> [What is being asked]
List all lines of the data that include the string "Rate".

━━━ Input

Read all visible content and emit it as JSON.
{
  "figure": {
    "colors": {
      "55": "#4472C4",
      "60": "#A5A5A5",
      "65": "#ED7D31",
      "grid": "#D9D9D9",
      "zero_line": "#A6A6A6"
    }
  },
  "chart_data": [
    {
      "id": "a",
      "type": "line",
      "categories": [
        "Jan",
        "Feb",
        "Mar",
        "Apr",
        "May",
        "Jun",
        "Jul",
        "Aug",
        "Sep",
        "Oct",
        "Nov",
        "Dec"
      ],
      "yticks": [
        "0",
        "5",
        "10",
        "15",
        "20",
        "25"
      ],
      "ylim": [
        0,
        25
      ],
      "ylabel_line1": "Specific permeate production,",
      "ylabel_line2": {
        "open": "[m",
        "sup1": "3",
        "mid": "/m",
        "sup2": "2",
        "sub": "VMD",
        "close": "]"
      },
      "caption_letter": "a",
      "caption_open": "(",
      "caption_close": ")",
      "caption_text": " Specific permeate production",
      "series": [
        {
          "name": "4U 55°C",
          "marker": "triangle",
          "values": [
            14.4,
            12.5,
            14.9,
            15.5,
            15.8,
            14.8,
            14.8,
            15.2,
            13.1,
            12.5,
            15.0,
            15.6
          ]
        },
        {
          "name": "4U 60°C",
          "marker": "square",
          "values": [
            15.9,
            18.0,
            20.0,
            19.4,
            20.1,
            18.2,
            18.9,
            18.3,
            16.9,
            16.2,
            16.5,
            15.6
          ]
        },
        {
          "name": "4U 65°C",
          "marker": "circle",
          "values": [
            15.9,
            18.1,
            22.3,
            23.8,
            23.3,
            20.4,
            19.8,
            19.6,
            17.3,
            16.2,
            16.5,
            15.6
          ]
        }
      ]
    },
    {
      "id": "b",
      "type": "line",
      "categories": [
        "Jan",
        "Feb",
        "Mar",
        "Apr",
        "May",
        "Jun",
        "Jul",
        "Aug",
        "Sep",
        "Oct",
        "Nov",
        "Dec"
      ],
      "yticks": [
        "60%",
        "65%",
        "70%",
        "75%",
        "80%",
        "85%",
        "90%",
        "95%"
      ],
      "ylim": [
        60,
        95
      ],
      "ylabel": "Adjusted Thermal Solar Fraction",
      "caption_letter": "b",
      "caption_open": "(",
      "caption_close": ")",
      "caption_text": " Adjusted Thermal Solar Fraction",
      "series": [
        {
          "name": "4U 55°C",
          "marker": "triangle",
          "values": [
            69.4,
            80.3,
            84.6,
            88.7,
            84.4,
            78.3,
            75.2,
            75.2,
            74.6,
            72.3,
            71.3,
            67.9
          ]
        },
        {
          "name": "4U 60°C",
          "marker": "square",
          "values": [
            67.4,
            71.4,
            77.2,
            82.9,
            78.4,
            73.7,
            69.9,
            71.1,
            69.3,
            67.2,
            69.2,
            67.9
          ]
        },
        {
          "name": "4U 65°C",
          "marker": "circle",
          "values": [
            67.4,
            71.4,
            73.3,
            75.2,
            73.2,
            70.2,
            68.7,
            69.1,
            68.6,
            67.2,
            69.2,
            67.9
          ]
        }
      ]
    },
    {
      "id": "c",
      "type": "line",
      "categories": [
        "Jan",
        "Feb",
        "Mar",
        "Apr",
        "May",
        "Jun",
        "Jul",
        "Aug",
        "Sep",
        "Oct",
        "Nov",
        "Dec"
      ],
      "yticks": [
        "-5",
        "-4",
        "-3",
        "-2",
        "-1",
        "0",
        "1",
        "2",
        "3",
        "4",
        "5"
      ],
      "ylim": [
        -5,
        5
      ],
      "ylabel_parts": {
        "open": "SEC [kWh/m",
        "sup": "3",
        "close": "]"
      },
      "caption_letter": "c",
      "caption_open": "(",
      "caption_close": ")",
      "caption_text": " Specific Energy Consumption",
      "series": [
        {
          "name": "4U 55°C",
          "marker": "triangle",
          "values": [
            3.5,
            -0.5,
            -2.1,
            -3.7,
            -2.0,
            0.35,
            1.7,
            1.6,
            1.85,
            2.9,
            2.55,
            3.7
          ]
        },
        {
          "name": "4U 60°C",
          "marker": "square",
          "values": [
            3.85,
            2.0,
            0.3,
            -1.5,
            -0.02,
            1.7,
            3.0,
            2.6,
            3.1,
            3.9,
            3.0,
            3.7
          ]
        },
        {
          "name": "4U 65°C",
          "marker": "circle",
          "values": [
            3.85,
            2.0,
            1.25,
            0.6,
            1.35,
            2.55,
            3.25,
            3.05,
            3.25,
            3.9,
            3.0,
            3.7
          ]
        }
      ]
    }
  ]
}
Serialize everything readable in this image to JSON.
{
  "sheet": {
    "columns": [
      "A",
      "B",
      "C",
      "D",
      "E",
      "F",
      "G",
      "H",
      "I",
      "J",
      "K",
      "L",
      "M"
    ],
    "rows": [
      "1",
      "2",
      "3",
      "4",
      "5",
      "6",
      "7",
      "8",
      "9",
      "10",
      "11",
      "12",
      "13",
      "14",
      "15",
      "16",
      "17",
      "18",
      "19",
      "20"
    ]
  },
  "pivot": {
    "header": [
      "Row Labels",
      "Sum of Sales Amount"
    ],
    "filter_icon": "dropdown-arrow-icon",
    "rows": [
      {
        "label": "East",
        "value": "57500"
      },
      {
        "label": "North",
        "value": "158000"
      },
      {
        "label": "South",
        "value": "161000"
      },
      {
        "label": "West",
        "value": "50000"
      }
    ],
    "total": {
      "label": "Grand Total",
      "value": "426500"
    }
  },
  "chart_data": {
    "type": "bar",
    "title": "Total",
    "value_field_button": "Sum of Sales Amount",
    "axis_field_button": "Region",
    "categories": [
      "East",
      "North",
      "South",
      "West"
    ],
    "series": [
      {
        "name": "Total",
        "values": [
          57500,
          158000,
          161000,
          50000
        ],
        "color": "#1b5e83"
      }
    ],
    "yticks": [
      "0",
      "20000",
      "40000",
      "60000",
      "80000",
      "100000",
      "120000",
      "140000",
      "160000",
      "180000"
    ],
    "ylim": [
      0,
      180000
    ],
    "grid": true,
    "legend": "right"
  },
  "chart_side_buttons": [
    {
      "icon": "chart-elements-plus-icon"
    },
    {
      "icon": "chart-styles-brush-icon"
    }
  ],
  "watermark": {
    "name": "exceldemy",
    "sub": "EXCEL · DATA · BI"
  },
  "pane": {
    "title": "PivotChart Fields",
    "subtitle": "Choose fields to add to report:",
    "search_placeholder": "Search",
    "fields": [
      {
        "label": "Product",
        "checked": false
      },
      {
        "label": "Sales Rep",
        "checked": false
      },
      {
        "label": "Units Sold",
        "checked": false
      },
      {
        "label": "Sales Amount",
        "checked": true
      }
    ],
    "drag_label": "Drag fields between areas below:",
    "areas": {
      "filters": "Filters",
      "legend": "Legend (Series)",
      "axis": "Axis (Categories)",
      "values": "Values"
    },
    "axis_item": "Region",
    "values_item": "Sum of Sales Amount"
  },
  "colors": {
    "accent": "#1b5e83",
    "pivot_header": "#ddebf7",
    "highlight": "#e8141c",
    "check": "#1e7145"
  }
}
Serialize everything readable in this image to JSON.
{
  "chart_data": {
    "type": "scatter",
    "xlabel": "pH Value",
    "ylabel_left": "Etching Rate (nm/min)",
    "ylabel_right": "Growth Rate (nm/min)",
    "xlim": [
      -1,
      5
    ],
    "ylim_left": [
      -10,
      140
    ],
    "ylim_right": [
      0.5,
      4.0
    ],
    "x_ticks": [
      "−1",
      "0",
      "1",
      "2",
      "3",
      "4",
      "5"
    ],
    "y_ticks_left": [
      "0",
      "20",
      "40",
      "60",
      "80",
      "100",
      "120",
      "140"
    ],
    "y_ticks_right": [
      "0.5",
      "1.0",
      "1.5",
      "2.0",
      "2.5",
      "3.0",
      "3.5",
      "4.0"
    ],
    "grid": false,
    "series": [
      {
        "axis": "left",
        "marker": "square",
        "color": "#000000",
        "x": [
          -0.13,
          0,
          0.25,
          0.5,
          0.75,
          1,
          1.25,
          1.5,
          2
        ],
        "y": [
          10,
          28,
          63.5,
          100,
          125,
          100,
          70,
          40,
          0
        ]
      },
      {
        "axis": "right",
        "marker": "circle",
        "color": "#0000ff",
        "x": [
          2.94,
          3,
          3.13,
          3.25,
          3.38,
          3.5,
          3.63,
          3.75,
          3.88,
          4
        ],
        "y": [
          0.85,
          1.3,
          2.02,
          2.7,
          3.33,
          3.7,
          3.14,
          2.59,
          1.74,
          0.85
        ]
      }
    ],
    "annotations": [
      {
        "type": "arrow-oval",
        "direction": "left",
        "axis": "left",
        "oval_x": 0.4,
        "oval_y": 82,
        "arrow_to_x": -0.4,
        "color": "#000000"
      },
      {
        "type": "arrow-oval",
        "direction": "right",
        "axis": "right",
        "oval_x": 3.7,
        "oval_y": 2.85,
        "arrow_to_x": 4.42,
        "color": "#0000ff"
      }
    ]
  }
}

━━━━━━

> [Result for this task]
    "ylabel_left": "Etching Rate (nm/min)",
    "ylabel_right": "Growth Rate (nm/min)",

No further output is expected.